*** Источник ***

Став после революции организатором литературного процесса, партия большевиков стремилась к тому, чтобы творчество поэтов было максимально приближено к массам. Самым важным условием формирования новых литературных произведений, который выдвигался и поддерживался партийной печатью, был принцип “одухотворения” революционной борьбы. “Поэты революции являются неумолимыми критиками всего старого и зовут вперед, к борьбе за светлое будущее <…> Они зорко подмечают все характерные явления современности и рисуют размашистыми, но глубоко правдивыми красками <…> В их творениях многое еще не отшлифовано до конца, …но определенное светлое настроение отчетливо выражено с глубоким чувством и своеобразной энергией”.

Острота социальных конфликтов, неизбежность столкновения противоборствующих классовых сил стали главными темами пролетарской поэзии, находя выражение в решительном противопоставлении двух враждебных станов, двух миров: “отжившего мира зла и неправды” и “подымающейся молодой Руси”. Грозные обличения перерастали в страстные романтические призывы, восклицательные интонации господствовали во многих стихах (“Беснуйтесь, тираны!..”, “На улицу!” и т. п.). Специфической чертой пролетарской поэзии (стержневые мотивы труда, борьбы, урбанизм, коллективизм) являлось отражение в стихах текущей борьбы, боевых и политических задач пролетариата.

Пролетарские поэты, отстаивая коллективное, отрицали все индивидуально-человеческое, все то, что делает личность неповторимой, высмеивали такие категории, как душа и т. д. Крестьянские поэты, в отличие от них, видели главную причину зла в отрыве от природных корней, от народного мировосприятия, находящего отражение в быту, самом укладе крестьянской жизни, фольклоре, народных традициях, национальной культуре.

Приятие революции новокрестьянскими поэтами эмоционально шло от их народных корней, прямой причастности к народной судьбе; они чувствовали себя выразителями боли и надежд “нищих, голодных, мучеников, кандальников вековечных, серой, убогой скотины” (Клюев), низовой, задавленной вековым гнетом Руси. И в революции они увидели прежде всего начало осуществления чаяний, запечатленных в образах “Китеж-града”, “мужицкого рая”.

В обещанный революционерами рай на земле верили поначалу и Пимен Карпов, и Николай Клюев, который после Октября становится даже членом РКП(б).

Фактом остаются и попытки сближения именно в 1918 году – апогее революционно-мессианских иллюзий – крестьянских литераторов с пролетарскими, когда делается попытка создать в Москве секцию крестьянских писателей при Пролеткульте.

*** Собранные данные ***

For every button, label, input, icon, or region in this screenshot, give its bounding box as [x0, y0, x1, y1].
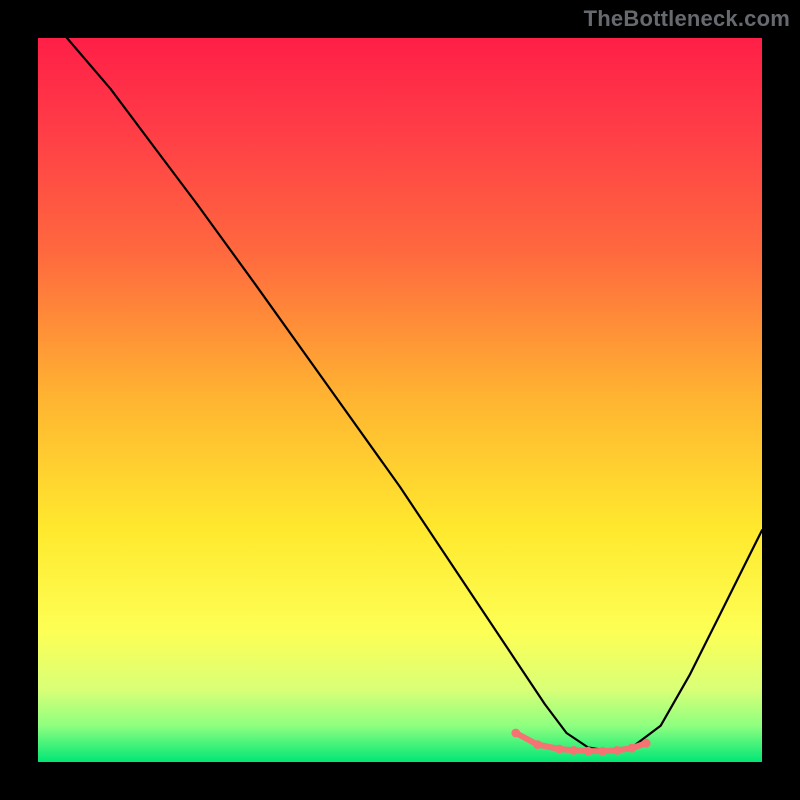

***

▶ **Задание**
Ответьте на вопросы по тексту о пролетарских и крестьянских поэтах:
1. Какой принцип формирования новых литературных произведений выдвигала и поддерживала партийная печать?
2. В чем крестьянские поэты видели главную причину зла?
3. Кто из поэтов после Октября стал членом РКП(б)?

▶ **Ответ**
1. Принцип «одухотворения» революционной борьбы.
2. В отрыве от природных корней, от народного мировосприятия, которое отражается в быту, укладе крестьянской жизни, фольклоре, народных традициях и национальной культуре.
3. Николай Клюев.